▸ **What the task asks**
Every entry that follows should be reproduced exactly.
============================================================
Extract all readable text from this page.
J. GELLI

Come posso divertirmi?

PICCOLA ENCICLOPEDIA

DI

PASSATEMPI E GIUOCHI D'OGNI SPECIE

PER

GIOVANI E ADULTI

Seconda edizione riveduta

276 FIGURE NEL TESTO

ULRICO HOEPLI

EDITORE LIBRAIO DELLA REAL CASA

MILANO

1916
============================================================
▸ **Exercise result**
Extract all readable text from this page.
J. GELLI

Come posso divertirmi?

PICCOLA ENCICLOPEDIA

DI

PASSATEMPI E GIUOCHI D'OGNI SPECIE

PER

GIOVANI E ADULTI

Seconda edizione riveduta

276 FIGURE NEL TESTO

ULRICO HOEPLI

EDITORE LIBRAIO DELLA REAL CASA

MILANO

1916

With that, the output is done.